[START DATASET RECORDS]

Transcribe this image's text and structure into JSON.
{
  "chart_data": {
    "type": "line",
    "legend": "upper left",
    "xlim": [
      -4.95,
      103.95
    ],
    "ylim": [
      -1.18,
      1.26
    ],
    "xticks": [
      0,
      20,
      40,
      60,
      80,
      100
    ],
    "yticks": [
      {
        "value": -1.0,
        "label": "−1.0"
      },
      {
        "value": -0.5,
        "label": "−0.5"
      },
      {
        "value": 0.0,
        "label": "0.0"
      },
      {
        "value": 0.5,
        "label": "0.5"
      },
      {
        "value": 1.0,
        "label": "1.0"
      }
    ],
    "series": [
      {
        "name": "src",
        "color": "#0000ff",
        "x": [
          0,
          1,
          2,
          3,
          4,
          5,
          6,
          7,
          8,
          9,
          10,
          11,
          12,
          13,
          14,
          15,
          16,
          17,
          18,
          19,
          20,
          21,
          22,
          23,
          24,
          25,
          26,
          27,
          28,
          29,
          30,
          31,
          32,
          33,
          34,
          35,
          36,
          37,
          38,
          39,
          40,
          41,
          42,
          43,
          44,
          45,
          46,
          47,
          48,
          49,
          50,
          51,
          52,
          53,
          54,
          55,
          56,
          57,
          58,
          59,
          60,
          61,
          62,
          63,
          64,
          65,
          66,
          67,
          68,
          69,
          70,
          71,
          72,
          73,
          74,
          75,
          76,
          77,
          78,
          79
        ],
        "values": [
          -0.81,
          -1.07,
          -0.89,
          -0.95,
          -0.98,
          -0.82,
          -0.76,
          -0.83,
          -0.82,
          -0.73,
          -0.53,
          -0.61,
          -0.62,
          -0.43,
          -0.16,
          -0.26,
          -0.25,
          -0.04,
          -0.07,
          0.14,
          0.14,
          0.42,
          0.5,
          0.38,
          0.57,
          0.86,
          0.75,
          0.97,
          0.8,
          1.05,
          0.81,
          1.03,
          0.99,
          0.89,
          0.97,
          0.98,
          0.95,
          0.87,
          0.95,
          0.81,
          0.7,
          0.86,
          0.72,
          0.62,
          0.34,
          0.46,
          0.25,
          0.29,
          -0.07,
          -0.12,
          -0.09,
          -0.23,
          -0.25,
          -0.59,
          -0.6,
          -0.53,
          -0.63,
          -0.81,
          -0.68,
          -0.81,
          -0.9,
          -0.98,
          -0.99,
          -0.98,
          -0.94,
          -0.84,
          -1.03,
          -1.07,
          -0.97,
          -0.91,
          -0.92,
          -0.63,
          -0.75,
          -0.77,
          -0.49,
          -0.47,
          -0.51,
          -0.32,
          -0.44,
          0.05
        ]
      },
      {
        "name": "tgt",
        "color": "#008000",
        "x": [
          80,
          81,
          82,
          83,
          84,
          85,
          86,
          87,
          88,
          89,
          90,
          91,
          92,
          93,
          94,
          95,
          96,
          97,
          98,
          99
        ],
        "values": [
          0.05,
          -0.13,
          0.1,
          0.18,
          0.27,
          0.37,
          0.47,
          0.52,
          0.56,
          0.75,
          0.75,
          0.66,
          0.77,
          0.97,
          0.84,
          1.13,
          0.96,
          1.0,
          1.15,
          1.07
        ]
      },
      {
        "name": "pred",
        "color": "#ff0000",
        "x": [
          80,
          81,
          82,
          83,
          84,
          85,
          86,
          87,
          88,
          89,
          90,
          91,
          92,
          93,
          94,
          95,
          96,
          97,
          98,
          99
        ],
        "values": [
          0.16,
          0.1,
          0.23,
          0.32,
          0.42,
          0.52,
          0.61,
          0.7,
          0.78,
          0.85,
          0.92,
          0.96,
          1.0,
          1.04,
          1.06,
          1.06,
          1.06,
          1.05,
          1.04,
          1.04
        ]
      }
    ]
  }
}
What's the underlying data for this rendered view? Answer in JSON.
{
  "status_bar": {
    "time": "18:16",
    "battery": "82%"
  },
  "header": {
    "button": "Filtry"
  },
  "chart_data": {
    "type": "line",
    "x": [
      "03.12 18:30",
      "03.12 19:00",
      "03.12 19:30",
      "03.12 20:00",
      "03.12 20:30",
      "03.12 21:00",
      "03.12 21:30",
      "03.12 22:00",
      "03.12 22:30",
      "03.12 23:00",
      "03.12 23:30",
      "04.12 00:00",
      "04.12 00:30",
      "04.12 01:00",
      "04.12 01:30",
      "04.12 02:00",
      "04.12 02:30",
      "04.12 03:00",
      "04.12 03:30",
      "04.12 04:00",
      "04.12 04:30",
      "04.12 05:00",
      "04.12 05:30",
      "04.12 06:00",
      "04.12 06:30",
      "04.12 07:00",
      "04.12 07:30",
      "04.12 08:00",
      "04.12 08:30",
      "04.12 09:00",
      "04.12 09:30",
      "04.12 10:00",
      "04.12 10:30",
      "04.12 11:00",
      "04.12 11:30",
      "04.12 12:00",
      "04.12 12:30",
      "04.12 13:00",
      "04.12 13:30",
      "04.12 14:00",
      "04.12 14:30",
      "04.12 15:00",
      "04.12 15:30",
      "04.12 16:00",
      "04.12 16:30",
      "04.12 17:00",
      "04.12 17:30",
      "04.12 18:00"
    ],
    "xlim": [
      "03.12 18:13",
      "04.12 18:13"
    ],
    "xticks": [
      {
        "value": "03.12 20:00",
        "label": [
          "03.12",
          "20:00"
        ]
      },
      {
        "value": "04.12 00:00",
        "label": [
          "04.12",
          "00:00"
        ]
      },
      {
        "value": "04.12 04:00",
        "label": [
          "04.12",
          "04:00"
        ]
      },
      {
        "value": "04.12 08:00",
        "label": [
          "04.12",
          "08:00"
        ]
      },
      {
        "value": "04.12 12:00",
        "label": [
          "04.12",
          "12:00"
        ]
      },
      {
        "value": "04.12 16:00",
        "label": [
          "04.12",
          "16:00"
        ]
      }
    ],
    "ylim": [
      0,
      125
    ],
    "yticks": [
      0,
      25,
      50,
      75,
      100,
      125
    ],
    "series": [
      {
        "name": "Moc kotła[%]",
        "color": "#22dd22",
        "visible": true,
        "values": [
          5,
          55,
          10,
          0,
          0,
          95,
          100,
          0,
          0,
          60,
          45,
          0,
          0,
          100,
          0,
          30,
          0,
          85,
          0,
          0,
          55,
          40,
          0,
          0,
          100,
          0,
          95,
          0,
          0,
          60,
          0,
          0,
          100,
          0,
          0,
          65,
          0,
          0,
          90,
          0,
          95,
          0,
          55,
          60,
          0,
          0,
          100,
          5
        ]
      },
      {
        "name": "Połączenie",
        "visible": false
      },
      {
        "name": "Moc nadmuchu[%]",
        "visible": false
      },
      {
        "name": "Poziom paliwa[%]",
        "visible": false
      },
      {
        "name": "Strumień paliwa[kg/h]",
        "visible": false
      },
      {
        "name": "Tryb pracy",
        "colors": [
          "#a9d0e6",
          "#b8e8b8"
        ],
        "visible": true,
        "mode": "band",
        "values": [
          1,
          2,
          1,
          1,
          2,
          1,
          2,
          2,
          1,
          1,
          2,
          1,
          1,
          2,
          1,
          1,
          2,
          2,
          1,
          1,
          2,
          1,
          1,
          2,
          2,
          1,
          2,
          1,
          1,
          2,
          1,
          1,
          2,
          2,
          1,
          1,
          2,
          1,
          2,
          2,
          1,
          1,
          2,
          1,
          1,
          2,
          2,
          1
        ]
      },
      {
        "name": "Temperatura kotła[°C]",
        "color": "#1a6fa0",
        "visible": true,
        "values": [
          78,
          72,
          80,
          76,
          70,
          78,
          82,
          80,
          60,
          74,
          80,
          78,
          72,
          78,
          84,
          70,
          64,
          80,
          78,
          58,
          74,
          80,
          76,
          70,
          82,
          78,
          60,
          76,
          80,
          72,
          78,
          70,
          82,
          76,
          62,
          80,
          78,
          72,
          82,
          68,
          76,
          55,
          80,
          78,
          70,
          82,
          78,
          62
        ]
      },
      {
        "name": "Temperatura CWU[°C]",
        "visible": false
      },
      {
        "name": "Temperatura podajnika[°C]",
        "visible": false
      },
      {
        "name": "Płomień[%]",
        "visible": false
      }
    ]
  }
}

[END DATASET RECORDS]

▶ **THE PROBLEM**
Wherever the string "JSON" appears in the entries above, list that line.

▶ **FINISHED TASK**
Transcribe this image's text and structure into JSON.
What's the underlying data for this rendered view? Answer in JSON.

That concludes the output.